*EXERCISE*:
Repeat every record below exactly as it appears.

◇ ◇ ◇ ◇ ◇ ◇ ◇

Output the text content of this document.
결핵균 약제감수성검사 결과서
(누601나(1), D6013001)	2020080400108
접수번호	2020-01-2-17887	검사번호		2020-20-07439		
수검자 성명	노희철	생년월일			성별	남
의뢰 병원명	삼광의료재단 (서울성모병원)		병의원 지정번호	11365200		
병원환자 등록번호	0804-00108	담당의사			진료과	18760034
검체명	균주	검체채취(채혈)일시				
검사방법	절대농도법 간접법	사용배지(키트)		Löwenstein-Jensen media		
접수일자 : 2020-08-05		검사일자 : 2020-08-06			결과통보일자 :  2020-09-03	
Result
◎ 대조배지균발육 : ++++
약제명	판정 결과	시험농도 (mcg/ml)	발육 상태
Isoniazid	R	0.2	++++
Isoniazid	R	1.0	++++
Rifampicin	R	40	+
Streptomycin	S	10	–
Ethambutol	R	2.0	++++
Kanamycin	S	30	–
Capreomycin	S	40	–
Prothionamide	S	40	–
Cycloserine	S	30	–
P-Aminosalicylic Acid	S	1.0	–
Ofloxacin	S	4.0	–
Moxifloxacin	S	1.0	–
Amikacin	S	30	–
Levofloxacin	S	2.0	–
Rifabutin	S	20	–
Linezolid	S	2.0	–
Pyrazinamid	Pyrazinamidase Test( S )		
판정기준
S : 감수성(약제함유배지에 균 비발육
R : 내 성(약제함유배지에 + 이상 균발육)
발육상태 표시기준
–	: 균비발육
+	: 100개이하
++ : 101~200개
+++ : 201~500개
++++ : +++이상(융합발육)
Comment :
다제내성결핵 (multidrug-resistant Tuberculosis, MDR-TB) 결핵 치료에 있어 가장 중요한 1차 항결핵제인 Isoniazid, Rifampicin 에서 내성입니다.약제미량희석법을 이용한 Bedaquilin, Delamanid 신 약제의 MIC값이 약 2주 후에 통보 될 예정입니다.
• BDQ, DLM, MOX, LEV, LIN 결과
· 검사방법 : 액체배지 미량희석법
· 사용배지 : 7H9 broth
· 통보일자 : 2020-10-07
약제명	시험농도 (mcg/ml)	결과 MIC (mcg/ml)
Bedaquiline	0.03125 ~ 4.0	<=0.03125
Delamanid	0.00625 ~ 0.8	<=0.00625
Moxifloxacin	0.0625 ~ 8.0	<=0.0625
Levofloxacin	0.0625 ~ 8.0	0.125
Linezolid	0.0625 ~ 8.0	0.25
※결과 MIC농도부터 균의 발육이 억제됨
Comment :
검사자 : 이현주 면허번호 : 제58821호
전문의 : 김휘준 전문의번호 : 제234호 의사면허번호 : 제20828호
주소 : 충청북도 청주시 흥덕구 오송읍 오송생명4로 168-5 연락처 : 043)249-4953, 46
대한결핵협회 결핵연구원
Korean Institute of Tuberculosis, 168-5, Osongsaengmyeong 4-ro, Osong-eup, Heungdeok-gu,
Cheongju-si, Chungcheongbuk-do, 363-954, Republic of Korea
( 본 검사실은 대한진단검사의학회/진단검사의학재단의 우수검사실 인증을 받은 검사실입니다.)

◇ ◇ ◇ ◇ ◇ ◇ ◇

*WRITTEN SOLUTION*:
Output the text content of this document.
결핵균 약제감수성검사 결과서
(누601나(1), D6013001)	2020080400108
접수번호	2020-01-2-17887	검사번호		2020-20-07439		
수검자 성명	노희철	생년월일			성별	남
의뢰 병원명	삼광의료재단 (서울성모병원)		병의원 지정번호	11365200		
병원환자 등록번호	0804-00108	담당의사			진료과	18760034
검체명	균주	검체채취(채혈)일시				
검사방법	절대농도법 간접법	사용배지(키트)		Löwenstein-Jensen media		
접수일자 : 2020-08-05		검사일자 : 2020-08-06			결과통보일자 :  2020-09-03	
Result
◎ 대조배지균발육 : ++++
약제명	판정 결과	시험농도 (mcg/ml)	발육 상태
Isoniazid	R	0.2	++++
Isoniazid	R	1.0	++++
Rifampicin	R	40	+
Streptomycin	S	10	–
Ethambutol	R	2.0	++++
Kanamycin	S	30	–
Capreomycin	S	40	–
Prothionamide	S	40	–
Cycloserine	S	30	–
P-Aminosalicylic Acid	S	1.0	–
Ofloxacin	S	4.0	–
Moxifloxacin	S	1.0	–
Amikacin	S	30	–
Levofloxacin	S	2.0	–
Rifabutin	S	20	–
Linezolid	S	2.0	–
Pyrazinamid	Pyrazinamidase Test( S )		
판정기준
S : 감수성(약제함유배지에 균 비발육
R : 내 성(약제함유배지에 + 이상 균발육)
발육상태 표시기준
–	: 균비발육
+	: 100개이하
++ : 101~200개
+++ : 201~500개
++++ : +++이상(융합발육)
Comment :
다제내성결핵 (multidrug-resistant Tuberculosis, MDR-TB) 결핵 치료에 있어 가장 중요한 1차 항결핵제인 Isoniazid, Rifampicin 에서 내성입니다.약제미량희석법을 이용한 Bedaquilin, Delamanid 신 약제의 MIC값이 약 2주 후에 통보 될 예정입니다.
• BDQ, DLM, MOX, LEV, LIN 결과
· 검사방법 : 액체배지 미량희석법
· 사용배지 : 7H9 broth
· 통보일자 : 2020-10-07
약제명	시험농도 (mcg/ml)	결과 MIC (mcg/ml)
Bedaquiline	0.03125 ~ 4.0	<=0.03125
Delamanid	0.00625 ~ 0.8	<=0.00625
Moxifloxacin	0.0625 ~ 8.0	<=0.0625
Levofloxacin	0.0625 ~ 8.0	0.125
Linezolid	0.0625 ~ 8.0	0.25
※결과 MIC농도부터 균의 발육이 억제됨
Comment :
검사자 : 이현주 면허번호 : 제58821호
전문의 : 김휘준 전문의번호 : 제234호 의사면허번호 : 제20828호
주소 : 충청북도 청주시 흥덕구 오송읍 오송생명4로 168-5 연락처 : 043)249-4953, 46
대한결핵협회 결핵연구원
Korean Institute of Tuberculosis, 168-5, Osongsaengmyeong 4-ro, Osong-eup, Heungdeok-gu,
Cheongju-si, Chungcheongbuk-do, 363-954, Republic of Korea
( 본 검사실은 대한진단검사의학회/진단검사의학재단의 우수검사실 인증을 받은 검사실입니다.)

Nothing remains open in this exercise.